• Consigne 1: Recopiez s'il vous plaît mot pour mot le passage de l'extrait fourni en commençant à « Nous avons interviewé » et en terminant à « la résidence ? ».
• Consigne 2: D'après l'extrait fourni, où les trois films déjà réalisés dans le cadre de la « Résidence point de vue – point d'écoute » ont-ils été tournés ?

• Extrait fourni:
---+---

Rencontre
« Résidence point de vue – point d’écoute », clap 4ème !
Focus sur ce projet original porté par l’Atelier de production du GSARA.
Créé en 1991 et reconnu par la Fédération Wallonie-Bruxelles, l’Atelier de production du GSARA a pour vocation de soutenir la production et la promotion d’un cinéma documentaire de création qui sensibilise aux réalités du monde contemporain, qu’elles soient politiques, sociales ou culturelles, et dont l’originalité, l’expérimentation et l’authenticité traduisent la rencontre singulière entre le réel et le regard d’un cinéaste. Une fois par an, une résidence pour deux artistes est organisée, l’un.e travaillant le son, l’autre l’image en pellicule (super8 ou 16mm). Par le biais de cette résidence, le GSARA souhaite encourager une écriture audiovisuelle innovante qui accorde au sonore une importance égale au visuel. En même temps, grâce à l’utilisation de la pellicule, une approche expérimentale au niveau de l’image est stimulée. La quatrième édition de la « Résidence point de vue – point d’écoute » vient de commencer pour les deux artistes sélectionnées cette année.
Nous avons interviewé Stefanie Bodien1, secrétaire de l’Atelier de production, pour l’occasion.
Quel est ton processus pour sélectionner le thème de la résidence ?
Tout d’abord, le thème doit avoir un lien avec un quartier ou un lieu particulier de Bruxelles. Les trois films qui ont déjà été réalisés dans le cadre de la « Résidence point de vue – point d’écoute » ont été tournés successivement dans les Marolles, dans le quartier turc de Schaerbeek et au Marais Wiels à Forest. Mais au-delà de la question du lieu, il est important que le thème soit porteur de sens tout en étant suffisamment ouvert pour stimuler une réflexion personnelle et une pratique artistique poussée. Cela faisait longtemps que j’avais pensé à Matongé et aux traces de la colonisation belge qui s’y trouvent. C’est un sujet qui m’intéresse : que persiste-t-il de la période coloniale dans les rues de la ville ? De quelle manière doit-on en tenir compte lorsqu’on veut parler de décolonisation ? C’est un sujet qui ne cesse d’être d’actualité. Je me demandais aussi comment ces traces sont perçues par les habitant.e.s de Matongé où on en trouve en grand nombre. Assata Fofana-Zaccanti et Lázara Rosell Albear, les artistes de la résidence de cette année, comptent d’ailleurs organiser un atelier avec des personnes qui y habitent dans l’idée de développer ensemble avec elles des scènes à propos de ces questions-là.

---+---

• Enregistrements fournis:

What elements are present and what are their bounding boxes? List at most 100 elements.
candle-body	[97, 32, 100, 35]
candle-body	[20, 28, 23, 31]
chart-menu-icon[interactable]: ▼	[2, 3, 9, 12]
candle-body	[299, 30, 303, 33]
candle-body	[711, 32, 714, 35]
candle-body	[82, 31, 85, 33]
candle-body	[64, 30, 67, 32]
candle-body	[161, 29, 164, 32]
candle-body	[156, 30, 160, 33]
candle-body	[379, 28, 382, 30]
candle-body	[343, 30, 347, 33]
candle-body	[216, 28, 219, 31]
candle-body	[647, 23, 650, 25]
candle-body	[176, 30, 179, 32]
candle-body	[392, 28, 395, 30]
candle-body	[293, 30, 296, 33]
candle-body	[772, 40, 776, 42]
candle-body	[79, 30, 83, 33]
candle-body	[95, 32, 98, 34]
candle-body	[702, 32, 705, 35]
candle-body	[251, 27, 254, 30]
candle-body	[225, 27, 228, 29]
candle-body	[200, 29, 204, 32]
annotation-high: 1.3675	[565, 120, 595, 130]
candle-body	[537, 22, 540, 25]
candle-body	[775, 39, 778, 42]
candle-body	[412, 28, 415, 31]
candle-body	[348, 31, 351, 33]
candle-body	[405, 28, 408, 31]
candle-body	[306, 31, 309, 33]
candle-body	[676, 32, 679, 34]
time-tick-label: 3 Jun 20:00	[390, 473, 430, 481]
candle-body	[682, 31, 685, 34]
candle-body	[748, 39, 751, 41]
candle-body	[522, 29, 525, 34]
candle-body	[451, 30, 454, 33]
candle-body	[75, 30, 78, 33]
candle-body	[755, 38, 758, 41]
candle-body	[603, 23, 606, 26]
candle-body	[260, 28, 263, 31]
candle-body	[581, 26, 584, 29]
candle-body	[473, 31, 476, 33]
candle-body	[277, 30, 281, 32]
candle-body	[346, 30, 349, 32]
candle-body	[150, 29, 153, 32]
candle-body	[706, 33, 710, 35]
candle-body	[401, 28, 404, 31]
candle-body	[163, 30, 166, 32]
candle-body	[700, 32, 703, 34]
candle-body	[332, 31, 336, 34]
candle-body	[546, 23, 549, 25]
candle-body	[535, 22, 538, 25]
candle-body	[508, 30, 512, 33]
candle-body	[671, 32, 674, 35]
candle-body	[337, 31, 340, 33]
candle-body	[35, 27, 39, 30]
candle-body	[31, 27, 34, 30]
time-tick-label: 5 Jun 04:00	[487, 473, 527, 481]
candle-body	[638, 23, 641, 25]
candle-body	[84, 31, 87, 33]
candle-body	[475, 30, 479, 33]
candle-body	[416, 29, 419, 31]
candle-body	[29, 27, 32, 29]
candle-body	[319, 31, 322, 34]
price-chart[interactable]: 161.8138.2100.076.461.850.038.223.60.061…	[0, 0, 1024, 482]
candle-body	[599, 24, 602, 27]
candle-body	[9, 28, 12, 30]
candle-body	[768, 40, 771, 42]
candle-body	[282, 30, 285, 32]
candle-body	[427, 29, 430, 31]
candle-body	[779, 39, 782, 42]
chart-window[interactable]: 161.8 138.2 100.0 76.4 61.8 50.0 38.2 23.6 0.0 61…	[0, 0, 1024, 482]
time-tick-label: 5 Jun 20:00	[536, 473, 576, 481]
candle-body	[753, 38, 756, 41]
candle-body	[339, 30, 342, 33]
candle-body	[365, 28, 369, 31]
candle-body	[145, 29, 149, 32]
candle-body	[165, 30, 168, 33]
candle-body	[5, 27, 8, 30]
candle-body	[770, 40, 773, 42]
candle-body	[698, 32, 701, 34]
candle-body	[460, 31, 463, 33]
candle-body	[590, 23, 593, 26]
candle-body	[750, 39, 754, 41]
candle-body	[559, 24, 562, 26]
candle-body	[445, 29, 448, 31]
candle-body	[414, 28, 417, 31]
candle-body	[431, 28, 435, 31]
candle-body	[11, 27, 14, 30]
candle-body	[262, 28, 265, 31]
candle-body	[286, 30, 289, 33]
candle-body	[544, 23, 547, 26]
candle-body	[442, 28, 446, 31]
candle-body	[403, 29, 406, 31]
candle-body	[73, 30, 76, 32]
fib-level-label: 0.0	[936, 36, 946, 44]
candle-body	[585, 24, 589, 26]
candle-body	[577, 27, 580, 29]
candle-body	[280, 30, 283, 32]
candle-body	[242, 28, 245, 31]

---+---

• Réponse 1:
Nous avons interviewé Stefanie Bodien1, secrétaire de l’Atelier de production, pour l’occasion.
Quel est ton processus pour sélectionner le thème de la résidence ?

• Réponse 2: Dans les Marolles, dans le quartier turc de Schaerbeek et au Marais Wiels à Forest.